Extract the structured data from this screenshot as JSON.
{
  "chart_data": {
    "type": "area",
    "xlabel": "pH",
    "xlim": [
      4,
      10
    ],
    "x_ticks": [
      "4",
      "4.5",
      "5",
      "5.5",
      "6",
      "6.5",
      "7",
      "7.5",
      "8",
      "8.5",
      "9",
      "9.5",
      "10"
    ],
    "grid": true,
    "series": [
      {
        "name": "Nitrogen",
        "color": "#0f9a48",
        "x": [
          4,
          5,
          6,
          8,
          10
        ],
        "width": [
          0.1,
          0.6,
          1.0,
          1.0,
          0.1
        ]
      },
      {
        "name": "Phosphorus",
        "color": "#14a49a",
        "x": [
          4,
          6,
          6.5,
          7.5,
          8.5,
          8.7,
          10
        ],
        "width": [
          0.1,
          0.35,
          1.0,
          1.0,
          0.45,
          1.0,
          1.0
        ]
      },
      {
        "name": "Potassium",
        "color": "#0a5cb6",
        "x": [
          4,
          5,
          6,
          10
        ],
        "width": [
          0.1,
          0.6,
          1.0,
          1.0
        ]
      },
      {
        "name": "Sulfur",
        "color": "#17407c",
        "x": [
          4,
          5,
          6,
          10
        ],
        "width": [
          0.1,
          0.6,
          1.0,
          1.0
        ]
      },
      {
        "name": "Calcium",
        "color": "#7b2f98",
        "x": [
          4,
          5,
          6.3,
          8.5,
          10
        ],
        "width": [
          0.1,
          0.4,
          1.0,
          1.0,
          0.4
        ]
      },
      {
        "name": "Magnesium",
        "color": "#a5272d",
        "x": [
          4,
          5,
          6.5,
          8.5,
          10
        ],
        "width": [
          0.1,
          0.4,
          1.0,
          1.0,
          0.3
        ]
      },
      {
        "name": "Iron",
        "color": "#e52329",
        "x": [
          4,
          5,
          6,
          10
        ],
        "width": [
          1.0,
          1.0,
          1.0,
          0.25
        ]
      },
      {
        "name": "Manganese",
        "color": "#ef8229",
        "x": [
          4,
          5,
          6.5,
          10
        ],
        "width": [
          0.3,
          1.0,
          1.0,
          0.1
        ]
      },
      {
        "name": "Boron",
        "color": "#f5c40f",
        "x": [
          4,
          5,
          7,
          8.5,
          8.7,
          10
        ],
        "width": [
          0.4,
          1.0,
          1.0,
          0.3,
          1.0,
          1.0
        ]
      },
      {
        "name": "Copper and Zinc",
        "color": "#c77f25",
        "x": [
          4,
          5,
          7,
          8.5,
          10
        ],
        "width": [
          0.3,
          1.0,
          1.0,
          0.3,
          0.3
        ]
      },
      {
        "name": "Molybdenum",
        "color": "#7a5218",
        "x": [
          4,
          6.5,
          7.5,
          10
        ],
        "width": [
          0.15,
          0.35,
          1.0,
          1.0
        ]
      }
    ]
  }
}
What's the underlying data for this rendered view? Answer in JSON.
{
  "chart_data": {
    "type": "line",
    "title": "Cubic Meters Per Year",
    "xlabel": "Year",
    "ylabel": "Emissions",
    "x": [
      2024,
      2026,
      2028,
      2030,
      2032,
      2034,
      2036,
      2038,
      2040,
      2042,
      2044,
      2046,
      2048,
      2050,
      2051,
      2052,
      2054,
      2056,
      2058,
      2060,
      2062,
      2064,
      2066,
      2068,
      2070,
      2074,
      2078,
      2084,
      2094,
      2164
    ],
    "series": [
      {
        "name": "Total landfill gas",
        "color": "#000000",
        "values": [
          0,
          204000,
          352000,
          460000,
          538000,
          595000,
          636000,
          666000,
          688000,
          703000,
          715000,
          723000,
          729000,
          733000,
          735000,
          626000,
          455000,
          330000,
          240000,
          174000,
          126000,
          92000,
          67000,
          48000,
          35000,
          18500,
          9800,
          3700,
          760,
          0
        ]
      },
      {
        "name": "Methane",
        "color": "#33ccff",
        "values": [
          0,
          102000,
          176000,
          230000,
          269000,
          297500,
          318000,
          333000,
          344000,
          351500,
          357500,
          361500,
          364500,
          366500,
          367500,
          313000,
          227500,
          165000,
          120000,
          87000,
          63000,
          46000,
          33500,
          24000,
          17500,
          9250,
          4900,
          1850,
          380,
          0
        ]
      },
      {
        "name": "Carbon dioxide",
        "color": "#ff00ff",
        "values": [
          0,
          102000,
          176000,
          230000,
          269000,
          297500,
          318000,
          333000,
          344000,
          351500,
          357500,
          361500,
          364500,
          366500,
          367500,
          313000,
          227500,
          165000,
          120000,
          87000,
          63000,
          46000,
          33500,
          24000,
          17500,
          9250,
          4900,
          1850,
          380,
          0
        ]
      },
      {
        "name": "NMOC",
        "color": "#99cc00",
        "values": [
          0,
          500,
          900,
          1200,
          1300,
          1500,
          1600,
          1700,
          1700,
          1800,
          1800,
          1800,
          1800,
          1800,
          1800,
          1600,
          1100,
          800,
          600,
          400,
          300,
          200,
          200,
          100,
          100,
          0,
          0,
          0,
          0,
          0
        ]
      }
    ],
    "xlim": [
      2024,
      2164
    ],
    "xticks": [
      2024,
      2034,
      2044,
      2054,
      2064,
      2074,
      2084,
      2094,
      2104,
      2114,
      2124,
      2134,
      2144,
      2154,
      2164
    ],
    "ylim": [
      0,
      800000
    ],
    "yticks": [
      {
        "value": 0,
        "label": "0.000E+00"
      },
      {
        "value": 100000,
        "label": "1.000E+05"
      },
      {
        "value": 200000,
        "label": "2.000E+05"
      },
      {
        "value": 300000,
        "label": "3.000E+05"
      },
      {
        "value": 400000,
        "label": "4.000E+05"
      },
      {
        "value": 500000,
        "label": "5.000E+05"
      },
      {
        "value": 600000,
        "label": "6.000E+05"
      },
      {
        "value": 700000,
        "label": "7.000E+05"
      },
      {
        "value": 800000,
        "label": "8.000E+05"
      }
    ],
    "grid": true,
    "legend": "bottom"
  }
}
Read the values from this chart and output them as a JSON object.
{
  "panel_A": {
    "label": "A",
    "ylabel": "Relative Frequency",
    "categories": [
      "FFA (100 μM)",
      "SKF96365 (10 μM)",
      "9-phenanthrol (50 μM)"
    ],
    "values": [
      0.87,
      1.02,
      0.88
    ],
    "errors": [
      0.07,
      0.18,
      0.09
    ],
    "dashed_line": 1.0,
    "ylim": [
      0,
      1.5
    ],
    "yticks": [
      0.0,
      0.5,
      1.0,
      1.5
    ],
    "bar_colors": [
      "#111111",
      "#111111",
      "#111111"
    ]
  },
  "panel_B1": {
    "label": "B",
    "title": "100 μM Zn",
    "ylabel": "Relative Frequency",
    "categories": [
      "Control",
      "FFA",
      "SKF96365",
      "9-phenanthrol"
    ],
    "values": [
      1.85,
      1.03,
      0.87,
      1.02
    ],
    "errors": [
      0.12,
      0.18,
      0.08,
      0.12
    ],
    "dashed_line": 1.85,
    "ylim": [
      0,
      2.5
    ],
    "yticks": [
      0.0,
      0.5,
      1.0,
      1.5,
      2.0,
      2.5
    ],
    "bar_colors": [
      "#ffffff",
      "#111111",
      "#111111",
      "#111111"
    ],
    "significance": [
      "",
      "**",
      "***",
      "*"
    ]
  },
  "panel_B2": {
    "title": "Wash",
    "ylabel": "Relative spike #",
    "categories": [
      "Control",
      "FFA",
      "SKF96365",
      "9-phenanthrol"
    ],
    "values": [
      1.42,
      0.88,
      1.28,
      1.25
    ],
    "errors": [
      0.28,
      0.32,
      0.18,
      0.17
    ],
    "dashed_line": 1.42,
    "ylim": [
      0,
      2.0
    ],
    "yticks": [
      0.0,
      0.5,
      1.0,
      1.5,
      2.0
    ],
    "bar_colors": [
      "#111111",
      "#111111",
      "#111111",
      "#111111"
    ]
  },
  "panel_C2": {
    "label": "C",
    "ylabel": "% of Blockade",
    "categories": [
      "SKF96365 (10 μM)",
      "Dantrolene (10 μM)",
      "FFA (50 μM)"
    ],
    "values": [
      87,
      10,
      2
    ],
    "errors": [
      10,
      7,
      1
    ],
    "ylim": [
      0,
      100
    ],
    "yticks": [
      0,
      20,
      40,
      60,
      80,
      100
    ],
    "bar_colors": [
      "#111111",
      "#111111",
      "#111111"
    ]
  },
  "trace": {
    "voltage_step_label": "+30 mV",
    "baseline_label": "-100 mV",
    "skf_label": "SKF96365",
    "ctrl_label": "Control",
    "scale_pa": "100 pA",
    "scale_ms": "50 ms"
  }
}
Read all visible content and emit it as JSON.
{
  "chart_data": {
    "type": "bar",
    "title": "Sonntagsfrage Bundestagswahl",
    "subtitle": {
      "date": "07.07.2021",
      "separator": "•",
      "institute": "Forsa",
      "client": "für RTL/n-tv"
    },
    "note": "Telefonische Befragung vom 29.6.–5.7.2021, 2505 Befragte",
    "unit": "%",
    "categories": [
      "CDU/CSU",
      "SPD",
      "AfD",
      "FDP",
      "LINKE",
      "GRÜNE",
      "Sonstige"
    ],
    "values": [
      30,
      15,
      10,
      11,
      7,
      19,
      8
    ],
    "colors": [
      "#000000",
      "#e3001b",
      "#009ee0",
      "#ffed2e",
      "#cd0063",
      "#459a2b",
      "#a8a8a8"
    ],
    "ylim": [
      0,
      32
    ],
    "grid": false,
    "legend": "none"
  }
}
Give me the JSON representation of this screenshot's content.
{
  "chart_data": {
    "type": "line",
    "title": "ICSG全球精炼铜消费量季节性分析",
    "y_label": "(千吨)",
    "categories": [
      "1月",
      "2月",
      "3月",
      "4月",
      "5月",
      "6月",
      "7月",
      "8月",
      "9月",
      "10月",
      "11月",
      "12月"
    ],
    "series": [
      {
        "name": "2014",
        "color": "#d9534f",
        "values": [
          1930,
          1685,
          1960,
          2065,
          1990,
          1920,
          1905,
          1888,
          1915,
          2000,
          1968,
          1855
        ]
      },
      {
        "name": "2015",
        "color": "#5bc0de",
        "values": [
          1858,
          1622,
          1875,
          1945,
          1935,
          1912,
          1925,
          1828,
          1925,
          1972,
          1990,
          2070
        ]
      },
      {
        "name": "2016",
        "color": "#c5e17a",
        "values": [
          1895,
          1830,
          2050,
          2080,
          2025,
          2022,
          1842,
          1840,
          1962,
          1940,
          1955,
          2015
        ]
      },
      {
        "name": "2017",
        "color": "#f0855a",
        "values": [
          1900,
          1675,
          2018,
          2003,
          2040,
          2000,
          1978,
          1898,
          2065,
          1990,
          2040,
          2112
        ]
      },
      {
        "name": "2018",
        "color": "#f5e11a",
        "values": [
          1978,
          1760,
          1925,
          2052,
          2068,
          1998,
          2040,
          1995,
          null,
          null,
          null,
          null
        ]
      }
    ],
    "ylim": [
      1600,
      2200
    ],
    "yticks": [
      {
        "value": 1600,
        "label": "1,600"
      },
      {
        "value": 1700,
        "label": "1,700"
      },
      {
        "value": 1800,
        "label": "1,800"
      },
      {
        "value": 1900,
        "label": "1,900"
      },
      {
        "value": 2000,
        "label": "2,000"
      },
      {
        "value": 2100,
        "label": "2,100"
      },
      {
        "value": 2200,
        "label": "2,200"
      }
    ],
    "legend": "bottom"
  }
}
▬▬▬▬▬▬
• Exercise instructions: Collect each line containing the string "JSON".

• Output of the exercise:
Extract the structured data from this screenshot as JSON.
What's the underlying data for this rendered view? Answer in JSON.
Read the values from this chart and output them as a JSON object.
Read all visible content and emit it as JSON.
Give me the JSON representation of this screenshot's content.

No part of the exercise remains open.